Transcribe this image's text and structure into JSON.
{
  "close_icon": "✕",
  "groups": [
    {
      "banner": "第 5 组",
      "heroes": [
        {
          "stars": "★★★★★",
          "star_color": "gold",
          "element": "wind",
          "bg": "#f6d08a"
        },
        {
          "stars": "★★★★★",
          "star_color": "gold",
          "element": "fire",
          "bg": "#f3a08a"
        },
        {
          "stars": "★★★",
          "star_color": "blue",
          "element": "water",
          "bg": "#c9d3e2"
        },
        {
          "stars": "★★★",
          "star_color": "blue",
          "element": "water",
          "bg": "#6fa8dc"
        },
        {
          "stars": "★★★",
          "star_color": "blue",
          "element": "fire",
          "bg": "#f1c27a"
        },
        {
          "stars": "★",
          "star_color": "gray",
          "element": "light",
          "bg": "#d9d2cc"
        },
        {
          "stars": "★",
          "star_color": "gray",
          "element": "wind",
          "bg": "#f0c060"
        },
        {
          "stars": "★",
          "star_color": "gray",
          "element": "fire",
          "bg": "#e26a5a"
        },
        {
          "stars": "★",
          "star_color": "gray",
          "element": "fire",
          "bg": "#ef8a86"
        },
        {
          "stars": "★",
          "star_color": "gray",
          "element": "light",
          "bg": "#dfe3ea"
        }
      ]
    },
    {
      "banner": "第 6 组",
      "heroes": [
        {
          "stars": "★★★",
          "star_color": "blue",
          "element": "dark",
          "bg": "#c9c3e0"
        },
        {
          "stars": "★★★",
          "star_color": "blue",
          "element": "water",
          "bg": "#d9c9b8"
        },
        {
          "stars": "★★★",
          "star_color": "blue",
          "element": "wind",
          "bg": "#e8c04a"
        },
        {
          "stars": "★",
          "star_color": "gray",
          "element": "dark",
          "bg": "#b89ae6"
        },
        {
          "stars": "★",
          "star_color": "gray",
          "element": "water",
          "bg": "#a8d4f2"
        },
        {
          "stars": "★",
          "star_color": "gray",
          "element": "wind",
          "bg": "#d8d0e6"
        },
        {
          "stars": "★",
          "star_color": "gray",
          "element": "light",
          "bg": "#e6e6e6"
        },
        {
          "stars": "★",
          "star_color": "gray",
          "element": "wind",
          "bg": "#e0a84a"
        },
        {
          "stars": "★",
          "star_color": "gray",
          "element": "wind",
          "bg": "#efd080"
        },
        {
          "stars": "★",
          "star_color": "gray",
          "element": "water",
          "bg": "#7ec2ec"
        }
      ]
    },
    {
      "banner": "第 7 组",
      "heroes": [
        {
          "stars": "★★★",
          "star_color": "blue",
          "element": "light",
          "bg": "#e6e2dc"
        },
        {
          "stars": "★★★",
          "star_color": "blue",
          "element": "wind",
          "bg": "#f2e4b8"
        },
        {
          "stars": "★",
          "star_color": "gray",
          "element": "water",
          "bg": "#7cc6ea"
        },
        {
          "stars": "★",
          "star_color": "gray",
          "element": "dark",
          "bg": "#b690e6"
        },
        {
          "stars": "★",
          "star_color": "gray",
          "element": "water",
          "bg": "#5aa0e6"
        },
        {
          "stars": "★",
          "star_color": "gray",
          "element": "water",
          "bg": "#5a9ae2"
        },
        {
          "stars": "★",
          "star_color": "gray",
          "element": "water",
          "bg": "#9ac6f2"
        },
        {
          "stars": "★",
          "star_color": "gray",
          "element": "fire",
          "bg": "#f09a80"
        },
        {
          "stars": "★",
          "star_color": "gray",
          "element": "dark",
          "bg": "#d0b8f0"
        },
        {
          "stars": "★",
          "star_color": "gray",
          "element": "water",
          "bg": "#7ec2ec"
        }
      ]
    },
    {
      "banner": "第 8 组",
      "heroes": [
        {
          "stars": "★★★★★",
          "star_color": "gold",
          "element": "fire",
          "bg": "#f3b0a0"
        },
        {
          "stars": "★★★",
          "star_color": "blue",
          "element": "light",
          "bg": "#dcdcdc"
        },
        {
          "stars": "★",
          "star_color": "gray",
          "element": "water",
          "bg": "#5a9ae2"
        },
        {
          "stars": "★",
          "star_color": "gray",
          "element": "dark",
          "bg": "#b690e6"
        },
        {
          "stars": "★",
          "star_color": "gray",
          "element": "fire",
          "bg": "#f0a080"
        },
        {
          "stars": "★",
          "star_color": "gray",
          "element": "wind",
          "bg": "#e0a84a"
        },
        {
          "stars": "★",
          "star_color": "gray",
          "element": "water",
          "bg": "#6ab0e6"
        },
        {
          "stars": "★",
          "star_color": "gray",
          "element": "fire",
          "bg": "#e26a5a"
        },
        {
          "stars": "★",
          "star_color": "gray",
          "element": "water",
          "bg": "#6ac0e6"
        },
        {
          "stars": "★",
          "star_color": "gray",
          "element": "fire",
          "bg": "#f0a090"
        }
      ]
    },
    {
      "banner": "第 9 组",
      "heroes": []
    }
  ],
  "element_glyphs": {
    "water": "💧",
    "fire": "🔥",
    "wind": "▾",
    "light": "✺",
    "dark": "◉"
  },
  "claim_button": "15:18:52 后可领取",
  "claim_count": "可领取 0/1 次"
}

■ ■ ■ ■

▸ **GIVEN INSTRUCTION**
Which lines in the records above contain the string "banner"? Copy each one.

▸ **EXERCISE OUTPUT**
      "banner": "第 5 组",
      "banner": "第 6 组",
      "banner": "第 7 组",
      "banner": "第 8 组",
      "banner": "第 9 组",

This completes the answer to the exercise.